**Supplied material:**
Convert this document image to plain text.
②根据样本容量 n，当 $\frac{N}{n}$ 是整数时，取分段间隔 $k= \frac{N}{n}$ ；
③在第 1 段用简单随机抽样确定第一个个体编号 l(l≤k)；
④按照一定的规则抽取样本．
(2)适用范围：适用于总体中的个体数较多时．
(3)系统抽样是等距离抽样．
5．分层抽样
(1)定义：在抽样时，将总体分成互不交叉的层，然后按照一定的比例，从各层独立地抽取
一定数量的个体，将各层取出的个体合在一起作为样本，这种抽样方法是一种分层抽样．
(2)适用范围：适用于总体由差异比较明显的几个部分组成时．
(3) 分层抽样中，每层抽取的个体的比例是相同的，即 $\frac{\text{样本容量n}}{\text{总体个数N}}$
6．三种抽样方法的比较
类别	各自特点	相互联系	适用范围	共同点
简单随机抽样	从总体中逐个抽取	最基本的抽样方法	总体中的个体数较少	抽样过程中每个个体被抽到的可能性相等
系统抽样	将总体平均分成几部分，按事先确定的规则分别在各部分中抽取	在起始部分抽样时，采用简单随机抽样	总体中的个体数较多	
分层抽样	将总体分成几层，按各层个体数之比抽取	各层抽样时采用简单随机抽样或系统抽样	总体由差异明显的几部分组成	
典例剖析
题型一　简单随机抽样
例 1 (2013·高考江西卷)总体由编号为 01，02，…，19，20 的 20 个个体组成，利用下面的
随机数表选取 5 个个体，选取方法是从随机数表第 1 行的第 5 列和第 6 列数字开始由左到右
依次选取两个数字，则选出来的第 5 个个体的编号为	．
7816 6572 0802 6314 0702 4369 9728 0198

**Requirement:** Copy all data exactly, start to finish.

**Written answer:**
Convert this document image to plain text.
②根据样本容量 n，当 $\frac{N}{n}$ 是整数时，取分段间隔 $k= \frac{N}{n}$ ；
③在第 1 段用简单随机抽样确定第一个个体编号 l(l≤k)；
④按照一定的规则抽取样本．
(2)适用范围：适用于总体中的个体数较多时．
(3)系统抽样是等距离抽样．
5．分层抽样
(1)定义：在抽样时，将总体分成互不交叉的层，然后按照一定的比例，从各层独立地抽取
一定数量的个体，将各层取出的个体合在一起作为样本，这种抽样方法是一种分层抽样．
(2)适用范围：适用于总体由差异比较明显的几个部分组成时．
(3) 分层抽样中，每层抽取的个体的比例是相同的，即 $\frac{\text{样本容量n}}{\text{总体个数N}}$
6．三种抽样方法的比较
类别	各自特点	相互联系	适用范围	共同点
简单随机抽样	从总体中逐个抽取	最基本的抽样方法	总体中的个体数较少	抽样过程中每个个体被抽到的可能性相等
系统抽样	将总体平均分成几部分，按事先确定的规则分别在各部分中抽取	在起始部分抽样时，采用简单随机抽样	总体中的个体数较多	
分层抽样	将总体分成几层，按各层个体数之比抽取	各层抽样时采用简单随机抽样或系统抽样	总体由差异明显的几部分组成	
典例剖析
题型一　简单随机抽样
例 1 (2013·高考江西卷)总体由编号为 01，02，…，19，20 的 20 个个体组成，利用下面的
随机数表选取 5 个个体，选取方法是从随机数表第 1 行的第 5 列和第 6 列数字开始由左到右
依次选取两个数字，则选出来的第 5 个个体的编号为	．
7816 6572 0802 6314 0702 4369 9728 0198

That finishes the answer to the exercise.